### Data for the task:
-=-=-=-=-

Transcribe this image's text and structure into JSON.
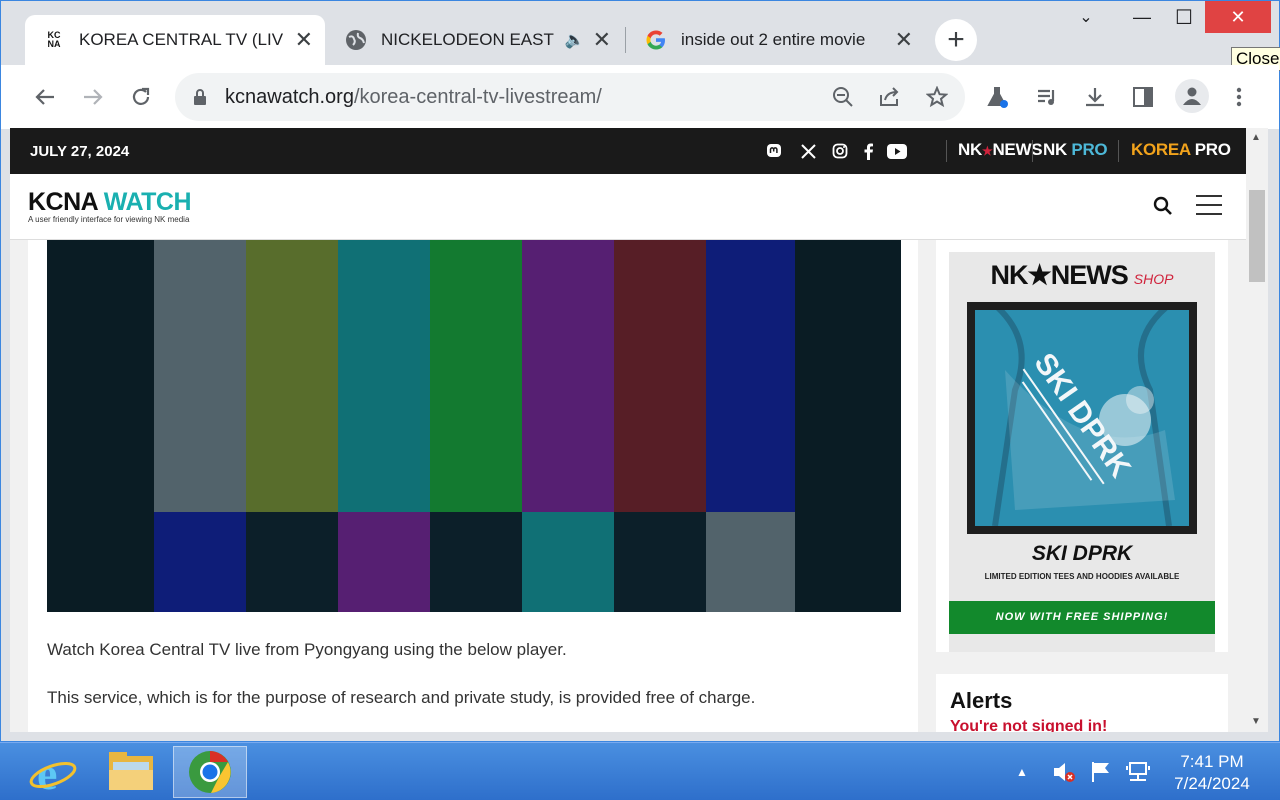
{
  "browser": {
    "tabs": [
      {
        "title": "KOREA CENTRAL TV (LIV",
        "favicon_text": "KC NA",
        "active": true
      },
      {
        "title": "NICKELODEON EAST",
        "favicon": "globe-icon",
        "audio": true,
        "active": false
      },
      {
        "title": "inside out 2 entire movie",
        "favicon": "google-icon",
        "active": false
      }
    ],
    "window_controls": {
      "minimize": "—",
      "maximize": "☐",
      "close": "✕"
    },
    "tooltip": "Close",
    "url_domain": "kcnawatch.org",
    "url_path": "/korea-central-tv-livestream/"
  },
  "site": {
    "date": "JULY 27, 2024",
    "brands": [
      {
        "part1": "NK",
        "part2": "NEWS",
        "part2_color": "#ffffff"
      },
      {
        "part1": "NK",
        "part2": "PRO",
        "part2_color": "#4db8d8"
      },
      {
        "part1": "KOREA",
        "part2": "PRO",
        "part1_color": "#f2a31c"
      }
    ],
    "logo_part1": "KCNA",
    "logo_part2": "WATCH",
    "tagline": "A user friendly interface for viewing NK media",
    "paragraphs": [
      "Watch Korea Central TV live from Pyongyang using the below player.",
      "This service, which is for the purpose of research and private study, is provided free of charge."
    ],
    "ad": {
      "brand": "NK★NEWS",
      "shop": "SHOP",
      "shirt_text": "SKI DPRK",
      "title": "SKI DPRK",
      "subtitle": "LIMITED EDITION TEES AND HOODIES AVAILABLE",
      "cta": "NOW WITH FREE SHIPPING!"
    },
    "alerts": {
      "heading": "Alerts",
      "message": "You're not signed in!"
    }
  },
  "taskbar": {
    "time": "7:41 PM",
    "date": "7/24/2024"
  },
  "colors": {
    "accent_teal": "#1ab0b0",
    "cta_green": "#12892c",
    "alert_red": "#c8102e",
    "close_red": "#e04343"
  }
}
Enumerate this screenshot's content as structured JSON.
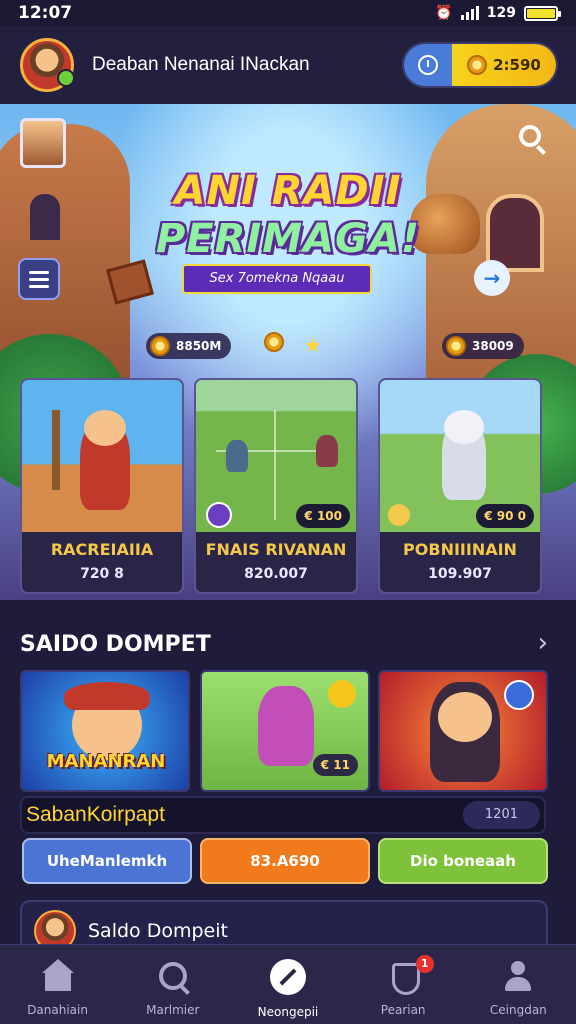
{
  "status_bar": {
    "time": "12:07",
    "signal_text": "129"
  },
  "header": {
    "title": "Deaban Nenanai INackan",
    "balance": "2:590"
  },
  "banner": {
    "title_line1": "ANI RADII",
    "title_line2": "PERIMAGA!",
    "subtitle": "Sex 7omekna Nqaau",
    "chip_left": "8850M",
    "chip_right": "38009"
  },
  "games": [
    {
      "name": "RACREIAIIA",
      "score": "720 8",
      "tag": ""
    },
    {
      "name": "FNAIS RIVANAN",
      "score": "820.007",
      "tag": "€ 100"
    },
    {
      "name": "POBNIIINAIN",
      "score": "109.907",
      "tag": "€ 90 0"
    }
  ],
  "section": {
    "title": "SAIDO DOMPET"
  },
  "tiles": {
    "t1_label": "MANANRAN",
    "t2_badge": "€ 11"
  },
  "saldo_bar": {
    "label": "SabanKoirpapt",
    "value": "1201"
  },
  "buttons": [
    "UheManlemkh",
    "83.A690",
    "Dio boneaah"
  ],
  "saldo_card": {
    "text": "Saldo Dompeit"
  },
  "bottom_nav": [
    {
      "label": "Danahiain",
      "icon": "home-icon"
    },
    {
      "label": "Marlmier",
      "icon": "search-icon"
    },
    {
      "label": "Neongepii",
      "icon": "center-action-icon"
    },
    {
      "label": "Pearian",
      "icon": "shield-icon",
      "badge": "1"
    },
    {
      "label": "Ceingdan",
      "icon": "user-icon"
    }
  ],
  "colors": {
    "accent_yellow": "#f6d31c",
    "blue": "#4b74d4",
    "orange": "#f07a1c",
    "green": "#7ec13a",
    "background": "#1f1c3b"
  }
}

-=-=-=-=-

### Task statement:
Reproduce each record above by retyping it exactly; omit all images.

### The result:
Transcribe this image's text and structure into JSON.
{
  "browser": {
    "tabs": [
      {
        "title": "KOREA CENTRAL TV (LIV",
        "favicon_text": "KC NA",
        "active": true
      },
      {
        "title": "NICKELODEON EAST",
        "favicon": "globe-icon",
        "audio": true,
        "active": false
      },
      {
        "title": "inside out 2 entire movie",
        "favicon": "google-icon",
        "active": false
      }
    ],
    "window_controls": {
      "minimize": "—",
      "maximize": "☐",
      "close": "✕"
    },
    "tooltip": "Close",
    "url_domain": "kcnawatch.org",
    "url_path": "/korea-central-tv-livestream/"
  },
  "site": {
    "date": "JULY 27, 2024",
    "brands": [
      {
        "part1": "NK",
        "part2": "NEWS",
        "part2_color": "#ffffff"
      },
      {
        "part1": "NK",
        "part2": "PRO",
        "part2_color": "#4db8d8"
      },
      {
        "part1": "KOREA",
        "part2": "PRO",
        "part1_color": "#f2a31c"
      }
    ],
    "logo_part1": "KCNA",
    "logo_part2": "WATCH",
    "tagline": "A user friendly interface for viewing NK media",
    "paragraphs": [
      "Watch Korea Central TV live from Pyongyang using the below player.",
      "This service, which is for the purpose of research and private study, is provided free of charge."
    ],
    "ad": {
      "brand": "NK★NEWS",
      "shop": "SHOP",
      "shirt_text": "SKI DPRK",
      "title": "SKI DPRK",
      "subtitle": "LIMITED EDITION TEES AND HOODIES AVAILABLE",
      "cta": "NOW WITH FREE SHIPPING!"
    },
    "alerts": {
      "heading": "Alerts",
      "message": "You're not signed in!"
    }
  },
  "taskbar": {
    "time": "7:41 PM",
    "date": "7/24/2024"
  },
  "colors": {
    "accent_teal": "#1ab0b0",
    "cta_green": "#12892c",
    "alert_red": "#c8102e",
    "close_red": "#e04343"
  }
}
Enumerate this screenshot's content as structured JSON.
{
  "status_bar": {
    "time": "12:07",
    "signal_text": "129"
  },
  "header": {
    "title": "Deaban Nenanai INackan",
    "balance": "2:590"
  },
  "banner": {
    "title_line1": "ANI RADII",
    "title_line2": "PERIMAGA!",
    "subtitle": "Sex 7omekna Nqaau",
    "chip_left": "8850M",
    "chip_right": "38009"
  },
  "games": [
    {
      "name": "RACREIAIIA",
      "score": "720 8",
      "tag": ""
    },
    {
      "name": "FNAIS RIVANAN",
      "score": "820.007",
      "tag": "€ 100"
    },
    {
      "name": "POBNIIINAIN",
      "score": "109.907",
      "tag": "€ 90 0"
    }
  ],
  "section": {
    "title": "SAIDO DOMPET"
  },
  "tiles": {
    "t1_label": "MANANRAN",
    "t2_badge": "€ 11"
  },
  "saldo_bar": {
    "label": "SabanKoirpapt",
    "value": "1201"
  },
  "buttons": [
    "UheManlemkh",
    "83.A690",
    "Dio boneaah"
  ],
  "saldo_card": {
    "text": "Saldo Dompeit"
  },
  "bottom_nav": [
    {
      "label": "Danahiain",
      "icon": "home-icon"
    },
    {
      "label": "Marlmier",
      "icon": "search-icon"
    },
    {
      "label": "Neongepii",
      "icon": "center-action-icon"
    },
    {
      "label": "Pearian",
      "icon": "shield-icon",
      "badge": "1"
    },
    {
      "label": "Ceingdan",
      "icon": "user-icon"
    }
  ],
  "colors": {
    "accent_yellow": "#f6d31c",
    "blue": "#4b74d4",
    "orange": "#f07a1c",
    "green": "#7ec13a",
    "background": "#1f1c3b"
  }
}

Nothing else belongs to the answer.